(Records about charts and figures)

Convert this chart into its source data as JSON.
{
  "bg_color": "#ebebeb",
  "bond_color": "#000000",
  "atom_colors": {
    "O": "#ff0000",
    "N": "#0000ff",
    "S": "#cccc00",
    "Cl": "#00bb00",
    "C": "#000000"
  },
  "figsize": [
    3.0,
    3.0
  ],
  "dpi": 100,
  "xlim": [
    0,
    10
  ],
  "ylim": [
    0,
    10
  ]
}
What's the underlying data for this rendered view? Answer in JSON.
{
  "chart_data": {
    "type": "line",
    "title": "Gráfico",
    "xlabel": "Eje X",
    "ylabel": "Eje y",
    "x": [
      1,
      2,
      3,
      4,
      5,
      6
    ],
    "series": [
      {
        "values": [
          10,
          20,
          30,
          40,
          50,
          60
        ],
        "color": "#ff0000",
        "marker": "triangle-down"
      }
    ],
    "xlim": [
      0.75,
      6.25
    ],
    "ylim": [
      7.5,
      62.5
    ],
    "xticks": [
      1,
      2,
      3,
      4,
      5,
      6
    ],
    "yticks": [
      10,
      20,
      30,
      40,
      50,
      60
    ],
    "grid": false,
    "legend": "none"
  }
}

JOB: Output the whole listing above again, word for word.

SOLUTION FOR THIS EXERCISE:
Convert this chart into its source data as JSON.
{
  "bg_color": "#ebebeb",
  "bond_color": "#000000",
  "atom_colors": {
    "O": "#ff0000",
    "N": "#0000ff",
    "S": "#cccc00",
    "Cl": "#00bb00",
    "C": "#000000"
  },
  "figsize": [
    3.0,
    3.0
  ],
  "dpi": 100,
  "xlim": [
    0,
    10
  ],
  "ylim": [
    0,
    10
  ]
}
What's the underlying data for this rendered view? Answer in JSON.
{
  "chart_data": {
    "type": "line",
    "title": "Gráfico",
    "xlabel": "Eje X",
    "ylabel": "Eje y",
    "x": [
      1,
      2,
      3,
      4,
      5,
      6
    ],
    "series": [
      {
        "values": [
          10,
          20,
          30,
          40,
          50,
          60
        ],
        "color": "#ff0000",
        "marker": "triangle-down"
      }
    ],
    "xlim": [
      0.75,
      6.25
    ],
    "ylim": [
      7.5,
      62.5
    ],
    "xticks": [
      1,
      2,
      3,
      4,
      5,
      6
    ],
    "yticks": [
      10,
      20,
      30,
      40,
      50,
      60
    ],
    "grid": false,
    "legend": "none"
  }
}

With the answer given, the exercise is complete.